## start Dataset records

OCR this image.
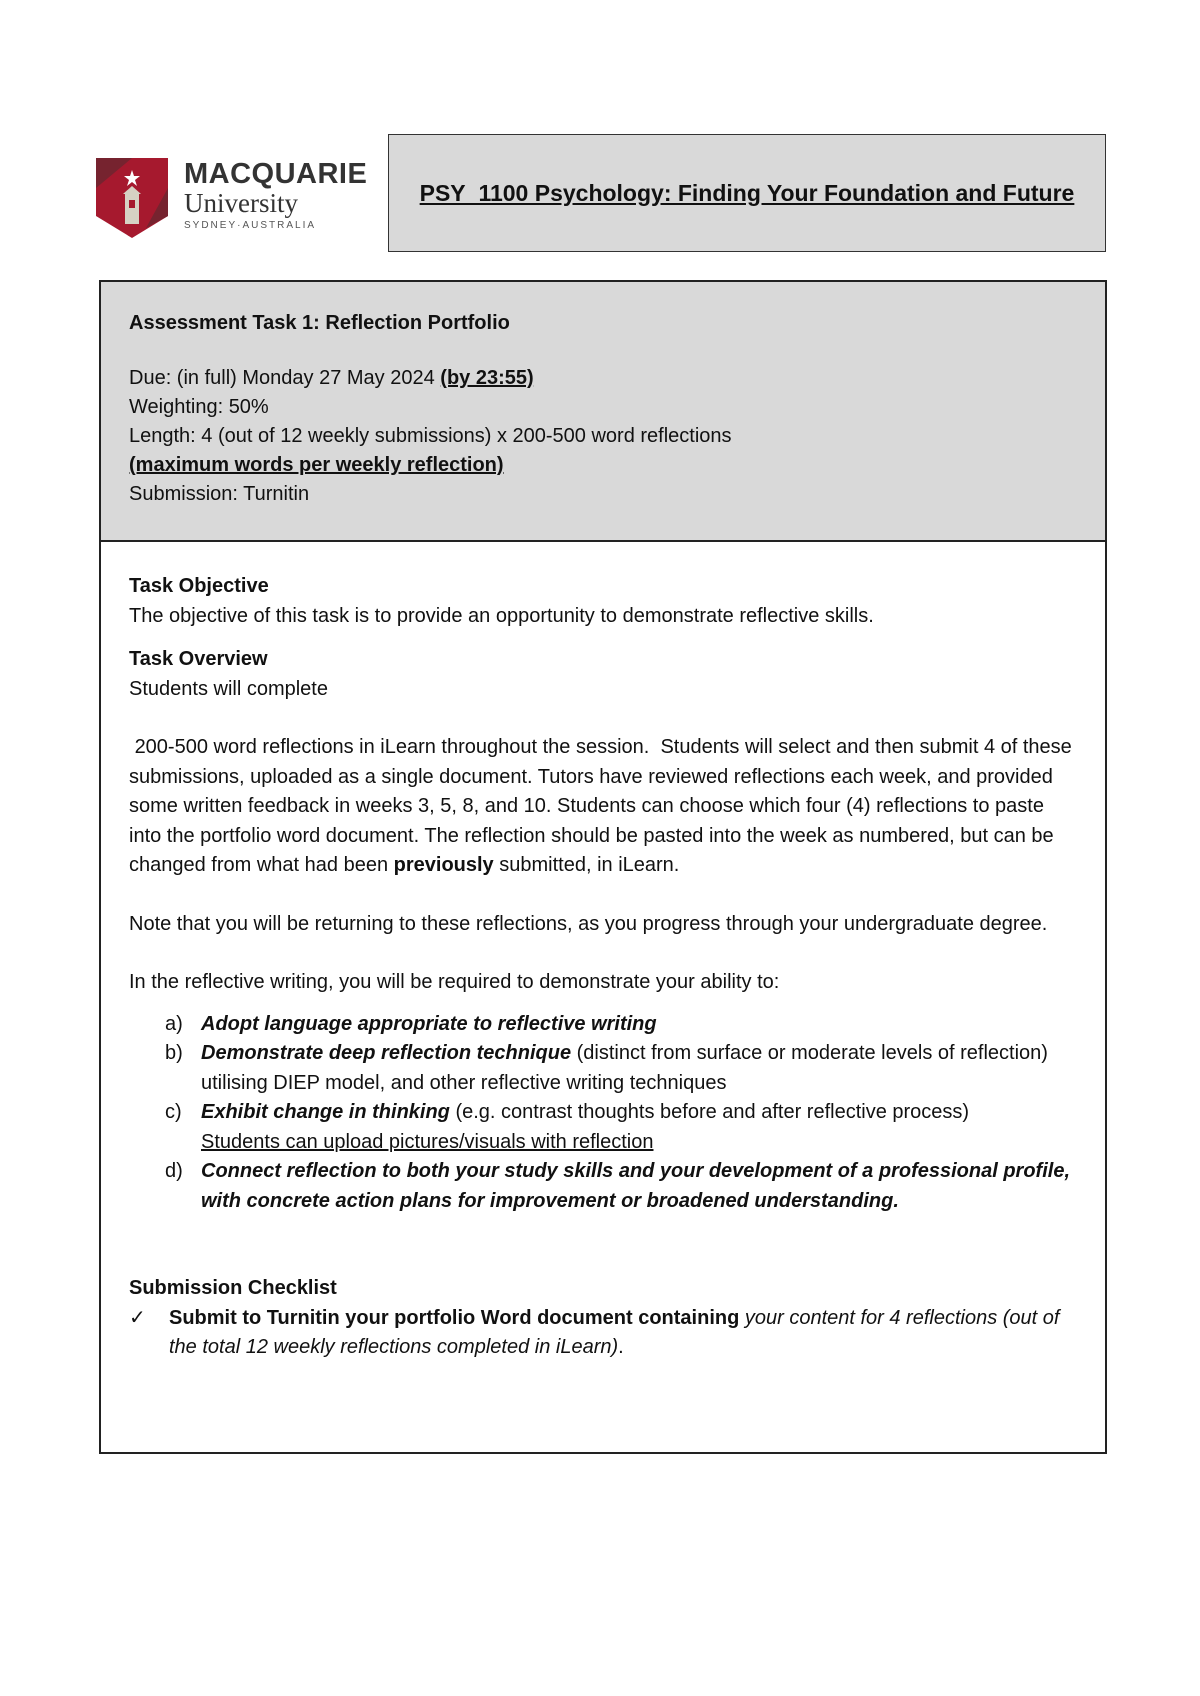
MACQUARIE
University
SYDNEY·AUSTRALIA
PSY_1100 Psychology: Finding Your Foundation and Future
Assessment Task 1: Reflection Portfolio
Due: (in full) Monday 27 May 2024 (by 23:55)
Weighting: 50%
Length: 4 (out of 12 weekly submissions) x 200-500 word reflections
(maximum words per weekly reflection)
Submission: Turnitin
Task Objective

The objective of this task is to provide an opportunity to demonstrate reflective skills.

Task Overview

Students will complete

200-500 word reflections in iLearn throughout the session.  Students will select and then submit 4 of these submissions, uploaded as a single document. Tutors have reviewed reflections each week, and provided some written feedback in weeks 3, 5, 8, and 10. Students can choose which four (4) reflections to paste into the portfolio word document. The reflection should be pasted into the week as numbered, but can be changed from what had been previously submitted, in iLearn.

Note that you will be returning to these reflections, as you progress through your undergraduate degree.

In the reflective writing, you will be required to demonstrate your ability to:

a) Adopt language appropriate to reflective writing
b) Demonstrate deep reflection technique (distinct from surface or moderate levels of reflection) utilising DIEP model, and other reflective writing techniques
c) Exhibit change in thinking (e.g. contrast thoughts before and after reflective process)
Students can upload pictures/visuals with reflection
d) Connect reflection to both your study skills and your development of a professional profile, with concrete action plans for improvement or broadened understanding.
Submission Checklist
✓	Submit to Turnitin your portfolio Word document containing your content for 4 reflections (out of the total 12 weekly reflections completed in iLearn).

## end Dataset records
## start Dataset records

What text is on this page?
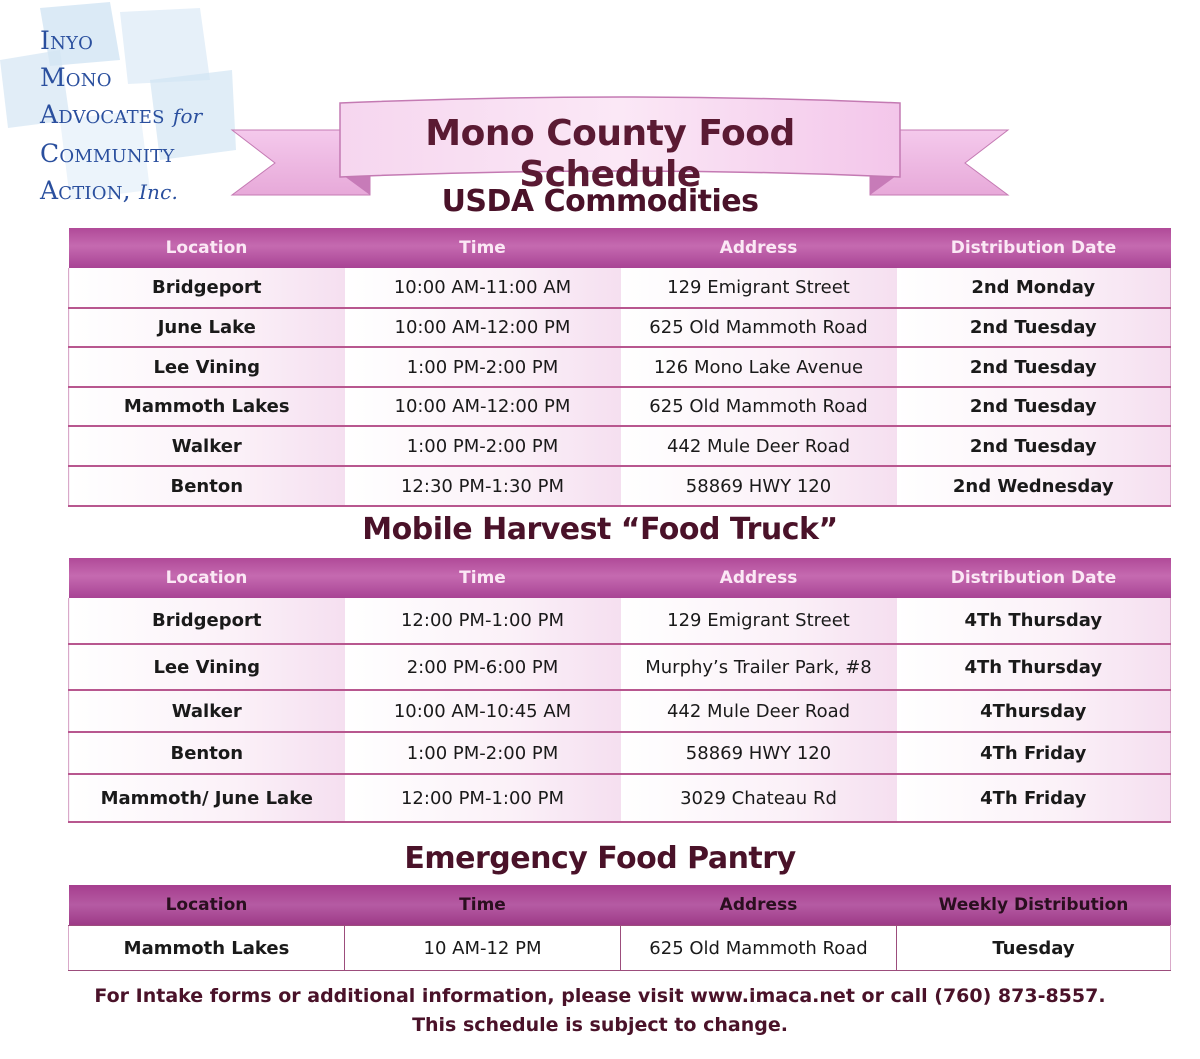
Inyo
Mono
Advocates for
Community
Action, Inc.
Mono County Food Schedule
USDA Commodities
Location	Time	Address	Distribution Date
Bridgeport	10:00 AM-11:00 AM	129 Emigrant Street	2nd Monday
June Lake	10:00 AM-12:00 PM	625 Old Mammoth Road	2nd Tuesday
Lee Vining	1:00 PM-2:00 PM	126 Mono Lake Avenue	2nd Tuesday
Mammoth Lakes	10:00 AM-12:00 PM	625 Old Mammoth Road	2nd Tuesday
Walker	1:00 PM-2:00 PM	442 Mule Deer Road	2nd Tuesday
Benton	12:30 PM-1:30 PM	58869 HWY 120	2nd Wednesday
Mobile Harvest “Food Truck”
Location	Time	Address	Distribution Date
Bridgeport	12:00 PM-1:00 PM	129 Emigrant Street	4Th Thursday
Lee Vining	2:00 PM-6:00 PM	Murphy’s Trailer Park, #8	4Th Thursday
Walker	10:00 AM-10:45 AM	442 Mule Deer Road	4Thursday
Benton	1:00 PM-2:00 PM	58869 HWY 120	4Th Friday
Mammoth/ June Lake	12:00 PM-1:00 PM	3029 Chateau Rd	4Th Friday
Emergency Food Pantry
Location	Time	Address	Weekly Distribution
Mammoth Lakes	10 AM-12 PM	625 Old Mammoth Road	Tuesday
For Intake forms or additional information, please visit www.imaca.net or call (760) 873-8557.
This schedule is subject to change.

## end Dataset records
## start Dataset records

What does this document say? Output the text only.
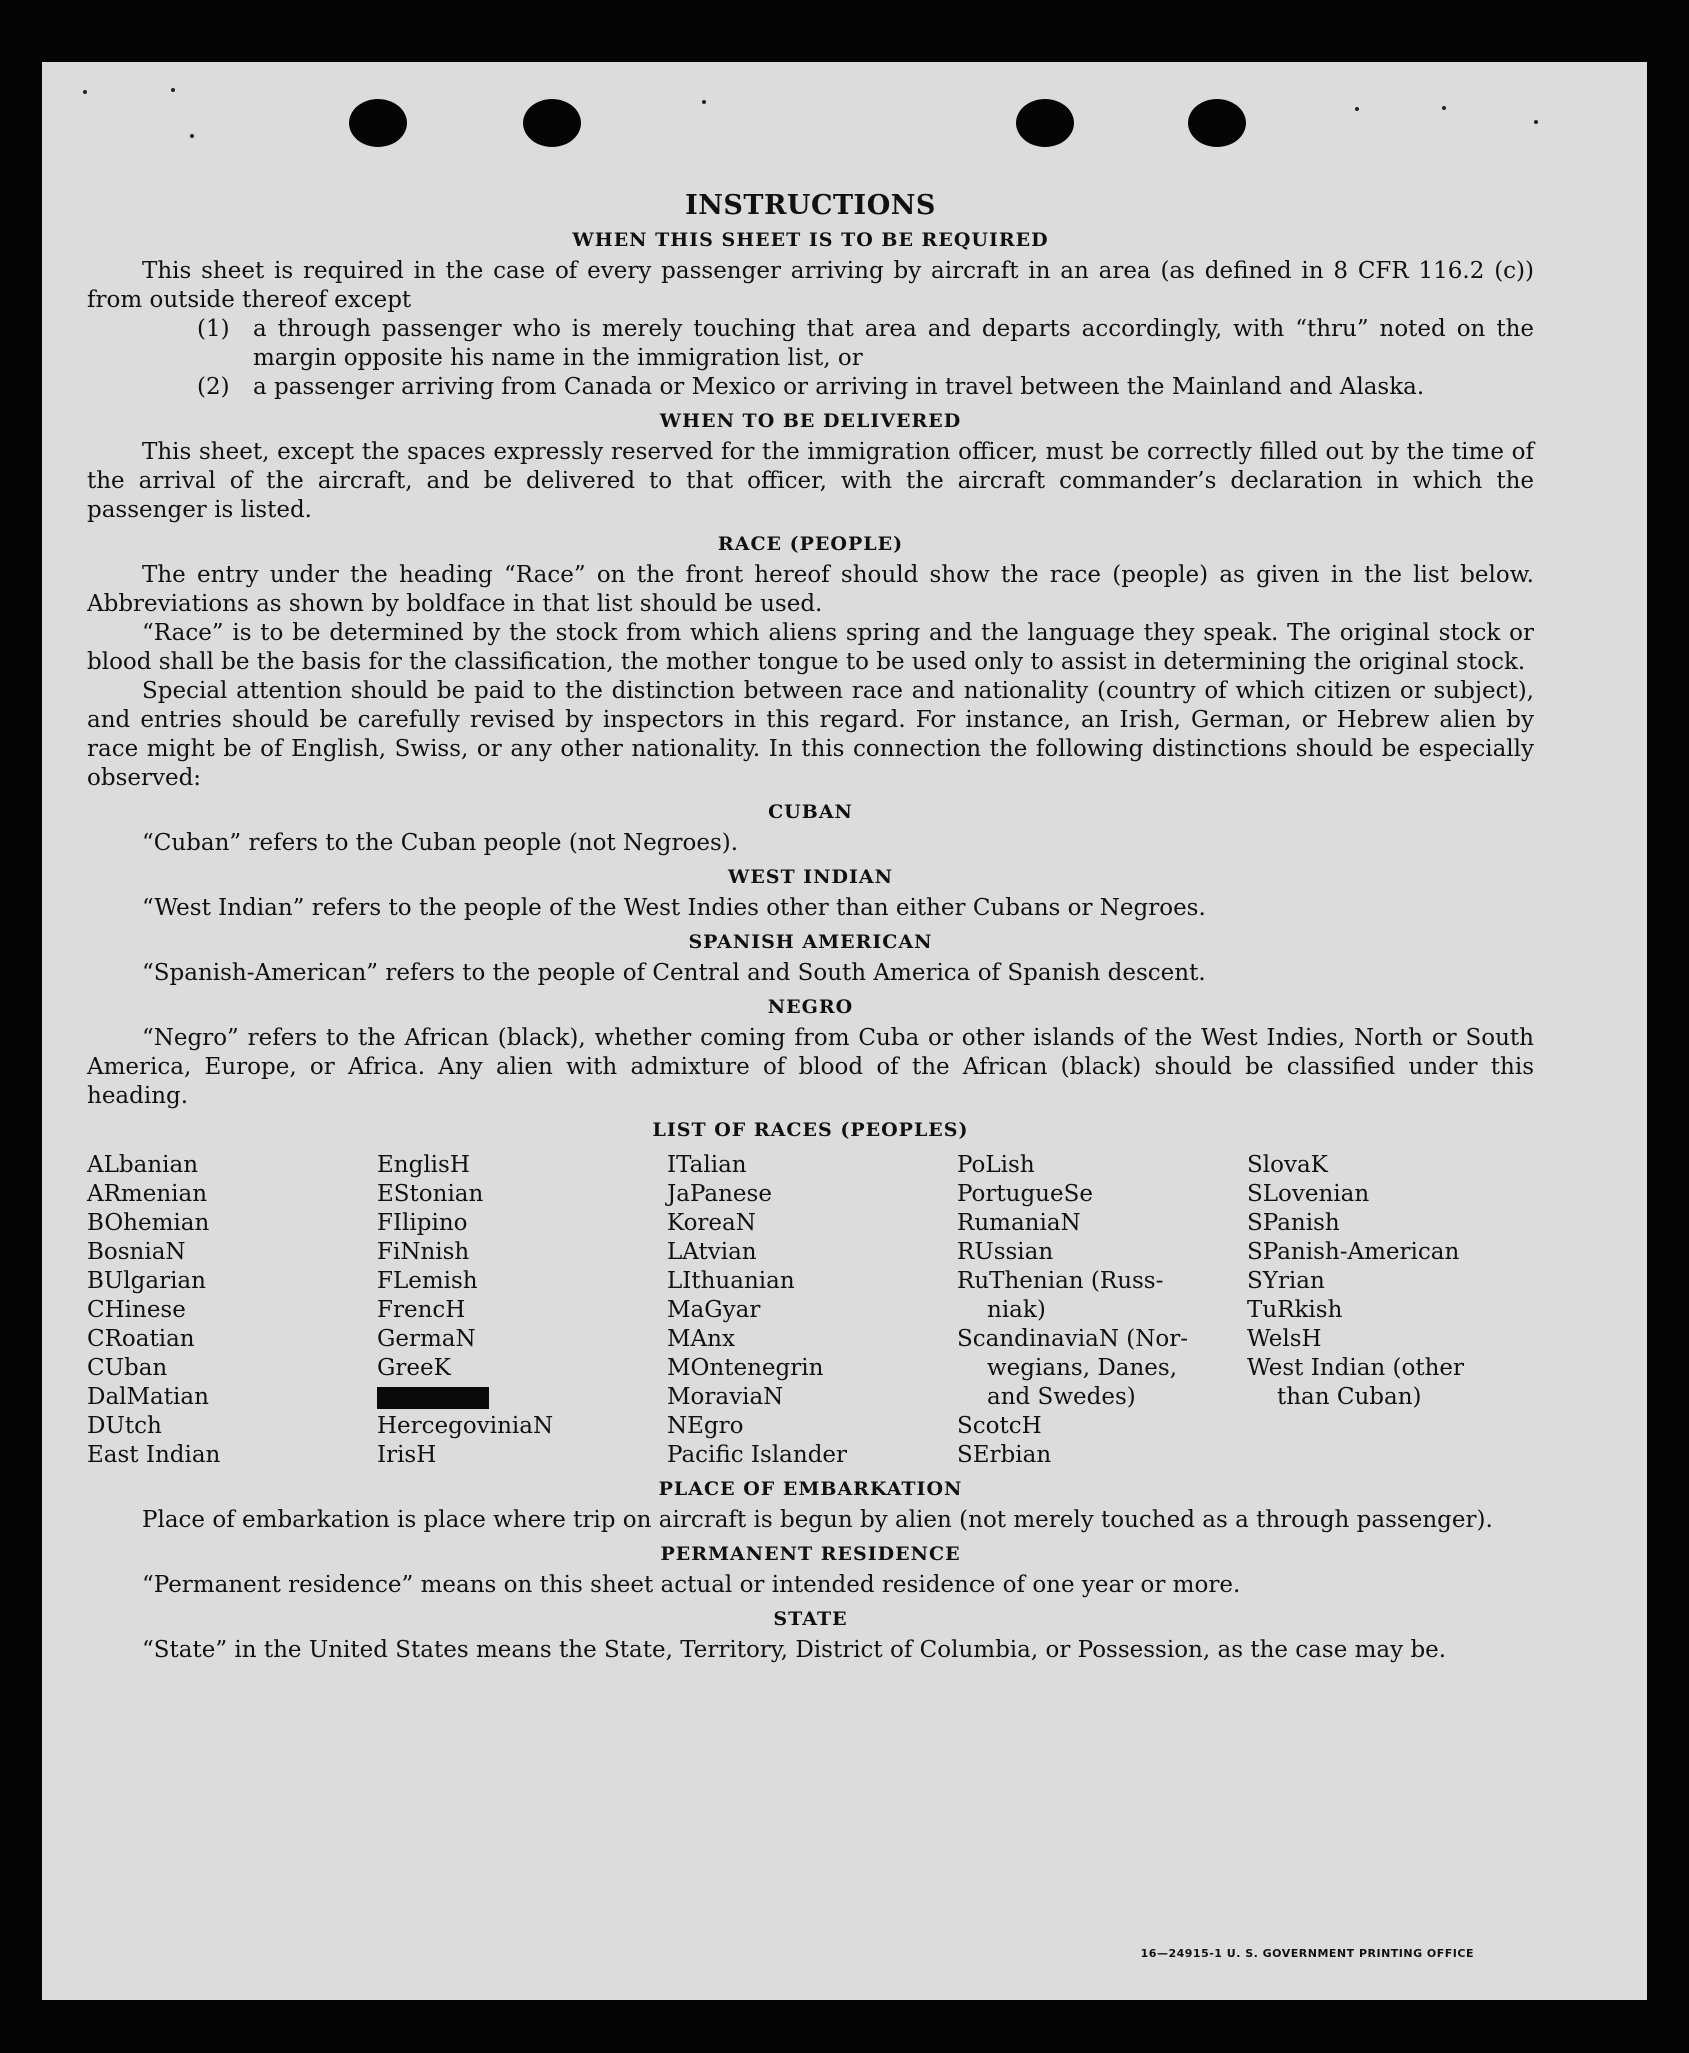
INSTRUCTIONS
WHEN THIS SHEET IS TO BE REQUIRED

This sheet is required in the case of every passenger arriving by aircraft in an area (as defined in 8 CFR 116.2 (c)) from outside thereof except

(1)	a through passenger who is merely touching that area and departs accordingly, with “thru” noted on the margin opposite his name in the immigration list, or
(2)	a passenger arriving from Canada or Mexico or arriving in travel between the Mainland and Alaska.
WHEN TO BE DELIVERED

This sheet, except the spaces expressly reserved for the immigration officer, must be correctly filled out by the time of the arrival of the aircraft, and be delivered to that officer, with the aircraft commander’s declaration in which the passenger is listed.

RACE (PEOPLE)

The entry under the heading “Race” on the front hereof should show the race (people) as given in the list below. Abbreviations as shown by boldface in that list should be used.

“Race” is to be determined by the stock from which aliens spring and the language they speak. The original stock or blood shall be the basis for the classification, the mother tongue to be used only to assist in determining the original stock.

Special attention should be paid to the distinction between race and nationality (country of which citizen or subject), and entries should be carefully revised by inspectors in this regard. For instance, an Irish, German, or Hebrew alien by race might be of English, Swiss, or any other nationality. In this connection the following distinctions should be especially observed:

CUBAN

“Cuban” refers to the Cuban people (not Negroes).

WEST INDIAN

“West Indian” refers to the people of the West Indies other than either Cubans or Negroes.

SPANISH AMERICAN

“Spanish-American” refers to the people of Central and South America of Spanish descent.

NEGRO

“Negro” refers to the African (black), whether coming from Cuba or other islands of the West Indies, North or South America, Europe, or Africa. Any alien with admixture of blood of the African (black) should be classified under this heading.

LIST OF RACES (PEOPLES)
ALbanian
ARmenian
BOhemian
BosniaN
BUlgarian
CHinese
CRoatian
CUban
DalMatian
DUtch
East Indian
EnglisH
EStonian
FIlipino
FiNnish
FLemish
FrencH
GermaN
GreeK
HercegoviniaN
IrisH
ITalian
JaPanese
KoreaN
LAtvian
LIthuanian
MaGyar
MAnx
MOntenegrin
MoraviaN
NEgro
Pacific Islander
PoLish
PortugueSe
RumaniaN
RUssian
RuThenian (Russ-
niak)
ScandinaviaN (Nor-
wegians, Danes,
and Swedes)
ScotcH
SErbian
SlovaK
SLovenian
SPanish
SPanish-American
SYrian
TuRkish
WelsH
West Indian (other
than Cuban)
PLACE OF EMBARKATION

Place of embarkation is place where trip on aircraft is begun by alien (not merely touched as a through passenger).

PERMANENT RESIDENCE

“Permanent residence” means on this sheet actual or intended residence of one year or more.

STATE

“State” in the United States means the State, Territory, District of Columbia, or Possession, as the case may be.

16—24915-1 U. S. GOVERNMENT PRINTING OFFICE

## end Dataset records

Exercise aim: Pick out and copy the lines of the entries that hold the string "Negroes".

Result:
“Cuban” refers to the Cuban people (not Negroes).
“West Indian” refers to the people of the West Indies other than either Cubans or Negroes.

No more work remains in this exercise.